> [PROBLEM REQUIREMENTS] Quote every line below exactly and skip any picture.

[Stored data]
** BEGIN **
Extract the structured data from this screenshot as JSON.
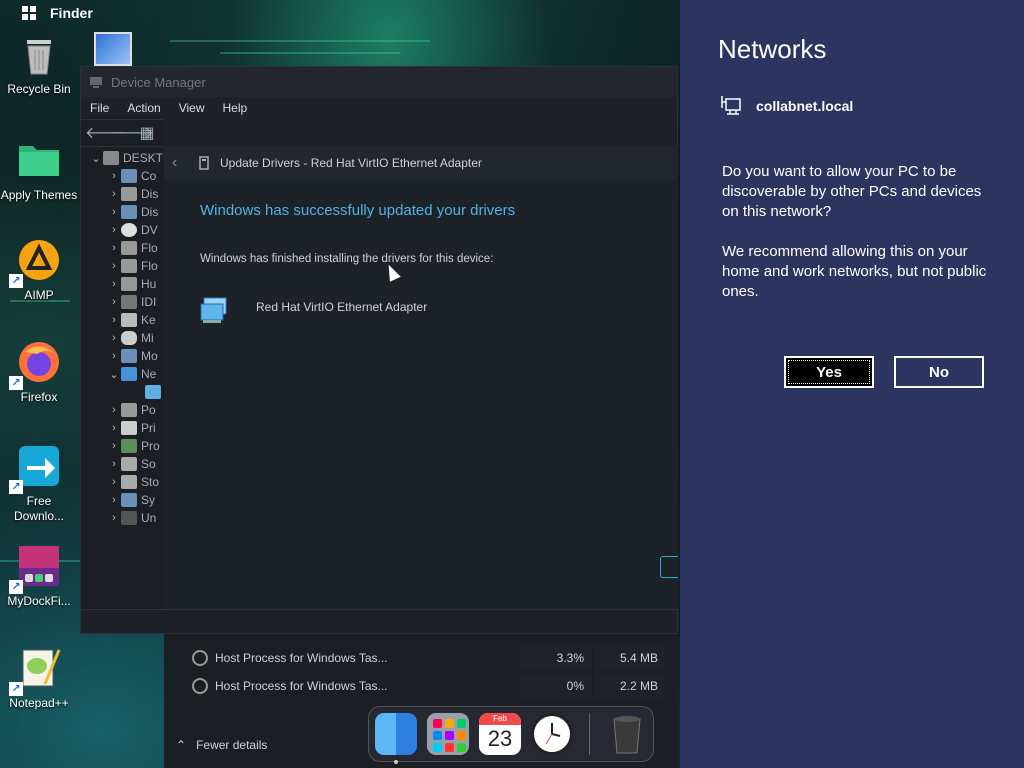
{
  "topbar": {
    "title": "Finder"
  },
  "desktop_icons": [
    {
      "name": "recycle-bin",
      "label": "Recycle Bin"
    },
    {
      "name": "apply-themes",
      "label": "Apply Themes"
    },
    {
      "name": "aimp",
      "label": "AIMP"
    },
    {
      "name": "firefox",
      "label": "Firefox"
    },
    {
      "name": "free-download",
      "label": "Free Downlo..."
    },
    {
      "name": "mydockfinder",
      "label": "MyDockFi..."
    },
    {
      "name": "notepadpp",
      "label": "Notepad++"
    }
  ],
  "device_manager": {
    "title": "Device Manager",
    "menu": [
      "File",
      "Action",
      "View",
      "Help"
    ],
    "tree": [
      {
        "label": "DESKT",
        "expanded": true,
        "root": true
      },
      {
        "label": "Co"
      },
      {
        "label": "Dis"
      },
      {
        "label": "Dis"
      },
      {
        "label": "DV"
      },
      {
        "label": "Flo"
      },
      {
        "label": "Flo"
      },
      {
        "label": "Hu"
      },
      {
        "label": "IDI"
      },
      {
        "label": "Ke"
      },
      {
        "label": "Mi"
      },
      {
        "label": "Mo"
      },
      {
        "label": "Ne",
        "expanded": true
      },
      {
        "label": "",
        "child": true
      },
      {
        "label": "Po"
      },
      {
        "label": "Pri"
      },
      {
        "label": "Pro"
      },
      {
        "label": "So"
      },
      {
        "label": "Sto"
      },
      {
        "label": "Sy"
      },
      {
        "label": "Un"
      }
    ]
  },
  "update_dialog": {
    "header": "Update Drivers - Red Hat VirtIO Ethernet Adapter",
    "heading": "Windows has successfully updated your drivers",
    "description": "Windows has finished installing the drivers for this device:",
    "device_name": "Red Hat VirtIO Ethernet Adapter"
  },
  "task_manager": {
    "rows": [
      {
        "name": "Host Process for Windows Tas...",
        "cpu": "3.3%",
        "memory": "5.4 MB"
      },
      {
        "name": "Host Process for Windows Tas...",
        "cpu": "0%",
        "memory": "2.2 MB"
      }
    ],
    "fewer_details": "Fewer details"
  },
  "dock": {
    "calendar_month": "Feb",
    "calendar_day": "23"
  },
  "networks": {
    "title": "Networks",
    "network_name": "collabnet.local",
    "question": "Do you want to allow your PC to be discoverable by other PCs and devices on this network?",
    "recommendation": "We recommend allowing this on your home and work networks, but not public ones.",
    "yes_label": "Yes",
    "no_label": "No"
  },
  "colors": {
    "networks_bg": "#2b3560",
    "accent_heading": "#4fb3e6",
    "window_bg": "#1e2127"
  }
}
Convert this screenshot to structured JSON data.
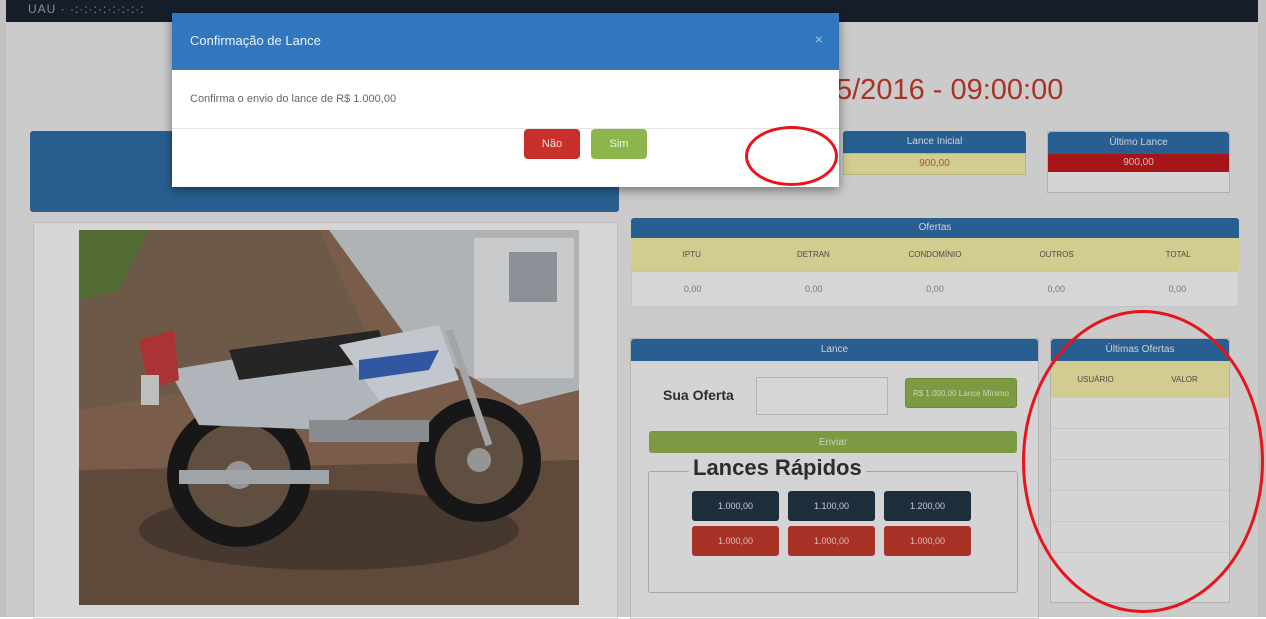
{
  "topbar": {
    "brand": "UAU · ·:·:·:·:·:·:·:·:"
  },
  "auction": {
    "date_time": "5/2016 - 09:00:00"
  },
  "stats": {
    "lance_inicial": {
      "label": "Lance Inicial",
      "value": "900,00"
    },
    "ultimo_lance": {
      "label": "Último Lance",
      "value": "900,00"
    }
  },
  "ofertas": {
    "title": "Ofertas",
    "columns": [
      "IPTU",
      "DETRAN",
      "CONDOMÍNIO",
      "OUTROS",
      "TOTAL"
    ],
    "values": [
      "0,00",
      "0,00",
      "0,00",
      "0,00",
      "0,00"
    ]
  },
  "lance": {
    "title": "Lance",
    "sua_oferta_label": "Sua Oferta",
    "small_button_label": "R$ 1.000,00 Lance Mínimo",
    "enviar_label": "Enviar",
    "rapidos_title": "Lances Rápidos",
    "quick_bids_dark": [
      "1.000,00",
      "1.100,00",
      "1.200,00"
    ],
    "quick_bids_red": [
      "1.000,00",
      "1.000,00",
      "1.000,00"
    ]
  },
  "ultimas": {
    "title": "Últimas Ofertas",
    "columns": [
      "USUÁRIO",
      "VALOR"
    ]
  },
  "modal": {
    "title": "Confirmação de Lance",
    "close_glyph": "×",
    "message": "Confirma o envio do lance de R$ 1.000,00",
    "no_label": "Não",
    "yes_label": "Sim"
  },
  "colors": {
    "primary_blue": "#2e6da4",
    "modal_blue": "#3177bd",
    "danger_red": "#c9302c",
    "success_green": "#8cb54a",
    "highlight_red": "#e8141c",
    "date_red": "#c0392b"
  }
}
** END **
> [TASK SOLUTION]
Extract the structured data from this screenshot as JSON.
{
  "topbar": {
    "title": "Finder"
  },
  "desktop_icons": [
    {
      "name": "recycle-bin",
      "label": "Recycle Bin"
    },
    {
      "name": "apply-themes",
      "label": "Apply Themes"
    },
    {
      "name": "aimp",
      "label": "AIMP"
    },
    {
      "name": "firefox",
      "label": "Firefox"
    },
    {
      "name": "free-download",
      "label": "Free Downlo..."
    },
    {
      "name": "mydockfinder",
      "label": "MyDockFi..."
    },
    {
      "name": "notepadpp",
      "label": "Notepad++"
    }
  ],
  "device_manager": {
    "title": "Device Manager",
    "menu": [
      "File",
      "Action",
      "View",
      "Help"
    ],
    "tree": [
      {
        "label": "DESKT",
        "expanded": true,
        "root": true
      },
      {
        "label": "Co"
      },
      {
        "label": "Dis"
      },
      {
        "label": "Dis"
      },
      {
        "label": "DV"
      },
      {
        "label": "Flo"
      },
      {
        "label": "Flo"
      },
      {
        "label": "Hu"
      },
      {
        "label": "IDI"
      },
      {
        "label": "Ke"
      },
      {
        "label": "Mi"
      },
      {
        "label": "Mo"
      },
      {
        "label": "Ne",
        "expanded": true
      },
      {
        "label": "",
        "child": true
      },
      {
        "label": "Po"
      },
      {
        "label": "Pri"
      },
      {
        "label": "Pro"
      },
      {
        "label": "So"
      },
      {
        "label": "Sto"
      },
      {
        "label": "Sy"
      },
      {
        "label": "Un"
      }
    ]
  },
  "update_dialog": {
    "header": "Update Drivers - Red Hat VirtIO Ethernet Adapter",
    "heading": "Windows has successfully updated your drivers",
    "description": "Windows has finished installing the drivers for this device:",
    "device_name": "Red Hat VirtIO Ethernet Adapter"
  },
  "task_manager": {
    "rows": [
      {
        "name": "Host Process for Windows Tas...",
        "cpu": "3.3%",
        "memory": "5.4 MB"
      },
      {
        "name": "Host Process for Windows Tas...",
        "cpu": "0%",
        "memory": "2.2 MB"
      }
    ],
    "fewer_details": "Fewer details"
  },
  "dock": {
    "calendar_month": "Feb",
    "calendar_day": "23"
  },
  "networks": {
    "title": "Networks",
    "network_name": "collabnet.local",
    "question": "Do you want to allow your PC to be discoverable by other PCs and devices on this network?",
    "recommendation": "We recommend allowing this on your home and work networks, but not public ones.",
    "yes_label": "Yes",
    "no_label": "No"
  },
  "colors": {
    "networks_bg": "#2b3560",
    "accent_heading": "#4fb3e6",
    "window_bg": "#1e2127"
  }
}
Convert this screenshot to structured JSON data.
{
  "topbar": {
    "brand": "UAU · ·:·:·:·:·:·:·:·:"
  },
  "auction": {
    "date_time": "5/2016 - 09:00:00"
  },
  "stats": {
    "lance_inicial": {
      "label": "Lance Inicial",
      "value": "900,00"
    },
    "ultimo_lance": {
      "label": "Último Lance",
      "value": "900,00"
    }
  },
  "ofertas": {
    "title": "Ofertas",
    "columns": [
      "IPTU",
      "DETRAN",
      "CONDOMÍNIO",
      "OUTROS",
      "TOTAL"
    ],
    "values": [
      "0,00",
      "0,00",
      "0,00",
      "0,00",
      "0,00"
    ]
  },
  "lance": {
    "title": "Lance",
    "sua_oferta_label": "Sua Oferta",
    "small_button_label": "R$ 1.000,00 Lance Mínimo",
    "enviar_label": "Enviar",
    "rapidos_title": "Lances Rápidos",
    "quick_bids_dark": [
      "1.000,00",
      "1.100,00",
      "1.200,00"
    ],
    "quick_bids_red": [
      "1.000,00",
      "1.000,00",
      "1.000,00"
    ]
  },
  "ultimas": {
    "title": "Últimas Ofertas",
    "columns": [
      "USUÁRIO",
      "VALOR"
    ]
  },
  "modal": {
    "title": "Confirmação de Lance",
    "close_glyph": "×",
    "message": "Confirma o envio do lance de R$ 1.000,00",
    "no_label": "Não",
    "yes_label": "Sim"
  },
  "colors": {
    "primary_blue": "#2e6da4",
    "modal_blue": "#3177bd",
    "danger_red": "#c9302c",
    "success_green": "#8cb54a",
    "highlight_red": "#e8141c",
    "date_red": "#c0392b"
  }
}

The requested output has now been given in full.